* WRITTEN EXERCISE: Extract the complete listing and repeat it word for word.

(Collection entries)
▶
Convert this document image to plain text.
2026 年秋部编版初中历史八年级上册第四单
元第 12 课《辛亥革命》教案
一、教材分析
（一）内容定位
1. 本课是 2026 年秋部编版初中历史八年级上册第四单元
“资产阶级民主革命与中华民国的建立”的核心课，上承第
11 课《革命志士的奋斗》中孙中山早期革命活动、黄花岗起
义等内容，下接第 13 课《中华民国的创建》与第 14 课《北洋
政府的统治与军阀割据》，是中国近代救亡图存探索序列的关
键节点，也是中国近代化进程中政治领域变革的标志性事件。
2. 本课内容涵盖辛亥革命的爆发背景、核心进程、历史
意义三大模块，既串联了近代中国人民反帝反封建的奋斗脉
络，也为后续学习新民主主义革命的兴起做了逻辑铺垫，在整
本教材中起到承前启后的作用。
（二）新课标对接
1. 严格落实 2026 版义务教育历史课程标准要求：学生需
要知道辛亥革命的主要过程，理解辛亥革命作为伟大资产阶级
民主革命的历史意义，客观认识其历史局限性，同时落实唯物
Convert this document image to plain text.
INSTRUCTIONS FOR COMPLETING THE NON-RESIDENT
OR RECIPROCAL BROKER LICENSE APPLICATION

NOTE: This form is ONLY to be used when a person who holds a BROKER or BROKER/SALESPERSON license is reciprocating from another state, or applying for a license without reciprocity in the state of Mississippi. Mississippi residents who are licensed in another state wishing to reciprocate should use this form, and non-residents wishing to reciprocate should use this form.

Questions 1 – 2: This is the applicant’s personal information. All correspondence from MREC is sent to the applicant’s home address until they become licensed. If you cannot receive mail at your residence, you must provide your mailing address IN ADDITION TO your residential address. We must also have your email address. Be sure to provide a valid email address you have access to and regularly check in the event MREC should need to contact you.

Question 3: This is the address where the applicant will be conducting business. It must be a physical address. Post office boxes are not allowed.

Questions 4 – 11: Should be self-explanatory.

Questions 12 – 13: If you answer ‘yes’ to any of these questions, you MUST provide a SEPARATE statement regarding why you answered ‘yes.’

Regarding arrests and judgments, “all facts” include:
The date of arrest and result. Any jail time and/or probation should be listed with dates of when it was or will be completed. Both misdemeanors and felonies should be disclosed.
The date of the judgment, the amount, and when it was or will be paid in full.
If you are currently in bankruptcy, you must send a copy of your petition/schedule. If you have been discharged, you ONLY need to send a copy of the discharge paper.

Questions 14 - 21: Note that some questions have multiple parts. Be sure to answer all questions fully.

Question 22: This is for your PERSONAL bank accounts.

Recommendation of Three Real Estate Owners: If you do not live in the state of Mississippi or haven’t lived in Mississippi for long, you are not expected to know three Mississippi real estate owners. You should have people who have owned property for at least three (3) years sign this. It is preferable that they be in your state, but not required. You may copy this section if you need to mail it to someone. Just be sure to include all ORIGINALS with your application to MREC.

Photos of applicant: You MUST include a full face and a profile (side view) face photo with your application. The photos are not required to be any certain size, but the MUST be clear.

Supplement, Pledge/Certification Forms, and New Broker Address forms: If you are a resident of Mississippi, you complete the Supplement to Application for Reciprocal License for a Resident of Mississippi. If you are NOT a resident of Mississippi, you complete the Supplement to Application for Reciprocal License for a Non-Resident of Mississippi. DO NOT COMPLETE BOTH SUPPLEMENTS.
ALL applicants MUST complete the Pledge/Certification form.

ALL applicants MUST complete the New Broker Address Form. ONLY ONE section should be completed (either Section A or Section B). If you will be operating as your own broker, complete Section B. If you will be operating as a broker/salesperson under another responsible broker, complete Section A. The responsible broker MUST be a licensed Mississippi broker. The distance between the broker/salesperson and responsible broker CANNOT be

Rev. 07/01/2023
◀
* TASK RESULT:
Convert this document image to plain text.
2026 年秋部编版初中历史八年级上册第四单
元第 12 课《辛亥革命》教案
一、教材分析
（一）内容定位
1. 本课是 2026 年秋部编版初中历史八年级上册第四单元
“资产阶级民主革命与中华民国的建立”的核心课，上承第
11 课《革命志士的奋斗》中孙中山早期革命活动、黄花岗起
义等内容，下接第 13 课《中华民国的创建》与第 14 课《北洋
政府的统治与军阀割据》，是中国近代救亡图存探索序列的关
键节点，也是中国近代化进程中政治领域变革的标志性事件。
2. 本课内容涵盖辛亥革命的爆发背景、核心进程、历史
意义三大模块，既串联了近代中国人民反帝反封建的奋斗脉
络，也为后续学习新民主主义革命的兴起做了逻辑铺垫，在整
本教材中起到承前启后的作用。
（二）新课标对接
1. 严格落实 2026 版义务教育历史课程标准要求：学生需
要知道辛亥革命的主要过程，理解辛亥革命作为伟大资产阶级
民主革命的历史意义，客观认识其历史局限性，同时落实唯物
Convert this document image to plain text.
INSTRUCTIONS FOR COMPLETING THE NON-RESIDENT
OR RECIPROCAL BROKER LICENSE APPLICATION

NOTE: This form is ONLY to be used when a person who holds a BROKER or BROKER/SALESPERSON license is reciprocating from another state, or applying for a license without reciprocity in the state of Mississippi. Mississippi residents who are licensed in another state wishing to reciprocate should use this form, and non-residents wishing to reciprocate should use this form.

Questions 1 – 2: This is the applicant’s personal information. All correspondence from MREC is sent to the applicant’s home address until they become licensed. If you cannot receive mail at your residence, you must provide your mailing address IN ADDITION TO your residential address. We must also have your email address. Be sure to provide a valid email address you have access to and regularly check in the event MREC should need to contact you.

Question 3: This is the address where the applicant will be conducting business. It must be a physical address. Post office boxes are not allowed.

Questions 4 – 11: Should be self-explanatory.

Questions 12 – 13: If you answer ‘yes’ to any of these questions, you MUST provide a SEPARATE statement regarding why you answered ‘yes.’

Regarding arrests and judgments, “all facts” include:
The date of arrest and result. Any jail time and/or probation should be listed with dates of when it was or will be completed. Both misdemeanors and felonies should be disclosed.
The date of the judgment, the amount, and when it was or will be paid in full.
If you are currently in bankruptcy, you must send a copy of your petition/schedule. If you have been discharged, you ONLY need to send a copy of the discharge paper.

Questions 14 - 21: Note that some questions have multiple parts. Be sure to answer all questions fully.

Question 22: This is for your PERSONAL bank accounts.

Recommendation of Three Real Estate Owners: If you do not live in the state of Mississippi or haven’t lived in Mississippi for long, you are not expected to know three Mississippi real estate owners. You should have people who have owned property for at least three (3) years sign this. It is preferable that they be in your state, but not required. You may copy this section if you need to mail it to someone. Just be sure to include all ORIGINALS with your application to MREC.

Photos of applicant: You MUST include a full face and a profile (side view) face photo with your application. The photos are not required to be any certain size, but the MUST be clear.

Supplement, Pledge/Certification Forms, and New Broker Address forms: If you are a resident of Mississippi, you complete the Supplement to Application for Reciprocal License for a Resident of Mississippi. If you are NOT a resident of Mississippi, you complete the Supplement to Application for Reciprocal License for a Non-Resident of Mississippi. DO NOT COMPLETE BOTH SUPPLEMENTS.
ALL applicants MUST complete the Pledge/Certification form.

ALL applicants MUST complete the New Broker Address Form. ONLY ONE section should be completed (either Section A or Section B). If you will be operating as your own broker, complete Section B. If you will be operating as a broker/salesperson under another responsible broker, complete Section A. The responsible broker MUST be a licensed Mississippi broker. The distance between the broker/salesperson and responsible broker CANNOT be

Rev. 07/01/2023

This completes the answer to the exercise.